* _Records for this exercise_
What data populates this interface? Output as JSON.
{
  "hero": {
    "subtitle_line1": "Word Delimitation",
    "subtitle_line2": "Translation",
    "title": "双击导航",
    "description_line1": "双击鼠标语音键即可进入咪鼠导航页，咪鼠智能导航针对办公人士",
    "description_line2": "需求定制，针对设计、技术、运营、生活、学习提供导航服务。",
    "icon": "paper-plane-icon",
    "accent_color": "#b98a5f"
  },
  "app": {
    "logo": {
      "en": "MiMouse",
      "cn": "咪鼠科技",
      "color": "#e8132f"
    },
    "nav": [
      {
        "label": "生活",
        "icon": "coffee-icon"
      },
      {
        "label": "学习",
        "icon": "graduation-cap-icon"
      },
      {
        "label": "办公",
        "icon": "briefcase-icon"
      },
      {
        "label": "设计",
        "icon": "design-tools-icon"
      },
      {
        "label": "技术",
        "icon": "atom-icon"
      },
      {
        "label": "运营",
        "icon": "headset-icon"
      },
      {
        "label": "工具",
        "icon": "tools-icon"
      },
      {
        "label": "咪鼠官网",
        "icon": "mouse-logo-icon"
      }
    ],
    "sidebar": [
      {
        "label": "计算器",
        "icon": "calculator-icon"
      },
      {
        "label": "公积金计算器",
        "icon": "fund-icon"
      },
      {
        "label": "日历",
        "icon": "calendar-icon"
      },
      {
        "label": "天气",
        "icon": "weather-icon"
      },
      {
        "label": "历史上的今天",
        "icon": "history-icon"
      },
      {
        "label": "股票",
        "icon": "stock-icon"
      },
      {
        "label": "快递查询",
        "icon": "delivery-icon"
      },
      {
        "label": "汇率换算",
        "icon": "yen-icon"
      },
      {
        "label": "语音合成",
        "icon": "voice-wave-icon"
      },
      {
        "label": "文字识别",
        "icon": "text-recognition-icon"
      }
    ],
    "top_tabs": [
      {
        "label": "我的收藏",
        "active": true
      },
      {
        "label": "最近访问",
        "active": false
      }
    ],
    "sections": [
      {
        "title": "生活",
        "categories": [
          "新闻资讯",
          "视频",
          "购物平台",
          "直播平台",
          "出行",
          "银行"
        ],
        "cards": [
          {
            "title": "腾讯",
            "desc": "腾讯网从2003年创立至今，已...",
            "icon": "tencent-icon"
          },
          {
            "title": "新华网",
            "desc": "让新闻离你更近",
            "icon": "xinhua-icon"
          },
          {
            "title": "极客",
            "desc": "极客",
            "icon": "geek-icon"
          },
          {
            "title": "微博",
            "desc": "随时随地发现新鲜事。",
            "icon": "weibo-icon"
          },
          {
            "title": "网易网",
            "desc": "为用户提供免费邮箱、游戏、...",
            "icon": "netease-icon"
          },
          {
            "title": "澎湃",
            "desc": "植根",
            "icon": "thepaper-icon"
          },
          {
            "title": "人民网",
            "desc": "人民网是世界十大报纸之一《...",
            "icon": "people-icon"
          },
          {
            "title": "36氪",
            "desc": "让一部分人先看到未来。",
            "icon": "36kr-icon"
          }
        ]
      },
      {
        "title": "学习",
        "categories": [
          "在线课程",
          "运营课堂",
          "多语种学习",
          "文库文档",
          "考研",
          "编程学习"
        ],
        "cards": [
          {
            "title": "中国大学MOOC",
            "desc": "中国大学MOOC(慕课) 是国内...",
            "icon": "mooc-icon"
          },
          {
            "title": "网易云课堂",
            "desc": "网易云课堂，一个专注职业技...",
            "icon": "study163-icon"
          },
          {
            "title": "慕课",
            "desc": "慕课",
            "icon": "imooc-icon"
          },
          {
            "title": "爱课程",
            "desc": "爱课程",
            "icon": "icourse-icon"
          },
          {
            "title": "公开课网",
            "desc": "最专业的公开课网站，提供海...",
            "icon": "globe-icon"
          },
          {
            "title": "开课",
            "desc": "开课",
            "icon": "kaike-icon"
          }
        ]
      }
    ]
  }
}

* _Given problem_
Reproduce the full listing exactly.

* _Solution for this problem_
What data populates this interface? Output as JSON.
{
  "hero": {
    "subtitle_line1": "Word Delimitation",
    "subtitle_line2": "Translation",
    "title": "双击导航",
    "description_line1": "双击鼠标语音键即可进入咪鼠导航页，咪鼠智能导航针对办公人士",
    "description_line2": "需求定制，针对设计、技术、运营、生活、学习提供导航服务。",
    "icon": "paper-plane-icon",
    "accent_color": "#b98a5f"
  },
  "app": {
    "logo": {
      "en": "MiMouse",
      "cn": "咪鼠科技",
      "color": "#e8132f"
    },
    "nav": [
      {
        "label": "生活",
        "icon": "coffee-icon"
      },
      {
        "label": "学习",
        "icon": "graduation-cap-icon"
      },
      {
        "label": "办公",
        "icon": "briefcase-icon"
      },
      {
        "label": "设计",
        "icon": "design-tools-icon"
      },
      {
        "label": "技术",
        "icon": "atom-icon"
      },
      {
        "label": "运营",
        "icon": "headset-icon"
      },
      {
        "label": "工具",
        "icon": "tools-icon"
      },
      {
        "label": "咪鼠官网",
        "icon": "mouse-logo-icon"
      }
    ],
    "sidebar": [
      {
        "label": "计算器",
        "icon": "calculator-icon"
      },
      {
        "label": "公积金计算器",
        "icon": "fund-icon"
      },
      {
        "label": "日历",
        "icon": "calendar-icon"
      },
      {
        "label": "天气",
        "icon": "weather-icon"
      },
      {
        "label": "历史上的今天",
        "icon": "history-icon"
      },
      {
        "label": "股票",
        "icon": "stock-icon"
      },
      {
        "label": "快递查询",
        "icon": "delivery-icon"
      },
      {
        "label": "汇率换算",
        "icon": "yen-icon"
      },
      {
        "label": "语音合成",
        "icon": "voice-wave-icon"
      },
      {
        "label": "文字识别",
        "icon": "text-recognition-icon"
      }
    ],
    "top_tabs": [
      {
        "label": "我的收藏",
        "active": true
      },
      {
        "label": "最近访问",
        "active": false
      }
    ],
    "sections": [
      {
        "title": "生活",
        "categories": [
          "新闻资讯",
          "视频",
          "购物平台",
          "直播平台",
          "出行",
          "银行"
        ],
        "cards": [
          {
            "title": "腾讯",
            "desc": "腾讯网从2003年创立至今，已...",
            "icon": "tencent-icon"
          },
          {
            "title": "新华网",
            "desc": "让新闻离你更近",
            "icon": "xinhua-icon"
          },
          {
            "title": "极客",
            "desc": "极客",
            "icon": "geek-icon"
          },
          {
            "title": "微博",
            "desc": "随时随地发现新鲜事。",
            "icon": "weibo-icon"
          },
          {
            "title": "网易网",
            "desc": "为用户提供免费邮箱、游戏、...",
            "icon": "netease-icon"
          },
          {
            "title": "澎湃",
            "desc": "植根",
            "icon": "thepaper-icon"
          },
          {
            "title": "人民网",
            "desc": "人民网是世界十大报纸之一《...",
            "icon": "people-icon"
          },
          {
            "title": "36氪",
            "desc": "让一部分人先看到未来。",
            "icon": "36kr-icon"
          }
        ]
      },
      {
        "title": "学习",
        "categories": [
          "在线课程",
          "运营课堂",
          "多语种学习",
          "文库文档",
          "考研",
          "编程学习"
        ],
        "cards": [
          {
            "title": "中国大学MOOC",
            "desc": "中国大学MOOC(慕课) 是国内...",
            "icon": "mooc-icon"
          },
          {
            "title": "网易云课堂",
            "desc": "网易云课堂，一个专注职业技...",
            "icon": "study163-icon"
          },
          {
            "title": "慕课",
            "desc": "慕课",
            "icon": "imooc-icon"
          },
          {
            "title": "爱课程",
            "desc": "爱课程",
            "icon": "icourse-icon"
          },
          {
            "title": "公开课网",
            "desc": "最专业的公开课网站，提供海...",
            "icon": "globe-icon"
          },
          {
            "title": "开课",
            "desc": "开课",
            "icon": "kaike-icon"
          }
        ]
      }
    ]
  }
}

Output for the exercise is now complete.